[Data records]

────

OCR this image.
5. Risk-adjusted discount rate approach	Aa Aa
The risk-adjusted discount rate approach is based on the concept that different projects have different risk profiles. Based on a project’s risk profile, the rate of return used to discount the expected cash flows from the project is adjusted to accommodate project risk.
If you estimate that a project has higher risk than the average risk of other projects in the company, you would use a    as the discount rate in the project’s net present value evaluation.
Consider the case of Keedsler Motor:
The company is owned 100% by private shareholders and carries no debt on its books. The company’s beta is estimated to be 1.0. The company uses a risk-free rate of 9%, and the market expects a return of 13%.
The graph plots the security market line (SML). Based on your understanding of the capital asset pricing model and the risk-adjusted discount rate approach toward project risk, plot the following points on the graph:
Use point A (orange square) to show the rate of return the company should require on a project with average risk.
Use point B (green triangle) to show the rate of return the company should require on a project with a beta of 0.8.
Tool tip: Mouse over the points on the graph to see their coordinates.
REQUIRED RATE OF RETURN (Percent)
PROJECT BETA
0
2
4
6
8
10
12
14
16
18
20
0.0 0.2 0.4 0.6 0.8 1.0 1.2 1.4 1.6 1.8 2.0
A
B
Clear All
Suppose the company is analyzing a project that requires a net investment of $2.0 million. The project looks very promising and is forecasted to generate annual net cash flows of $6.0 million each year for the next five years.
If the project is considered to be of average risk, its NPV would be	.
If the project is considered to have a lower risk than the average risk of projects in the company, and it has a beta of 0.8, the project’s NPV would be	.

────

• _Exercise_
All lines that include "with" are to be gathered and copied.

• _Reply_
Use point A (orange square) to show the rate of return the company should require on a project with average risk.
Use point B (green triangle) to show the rate of return the company should require on a project with a beta of 0.8.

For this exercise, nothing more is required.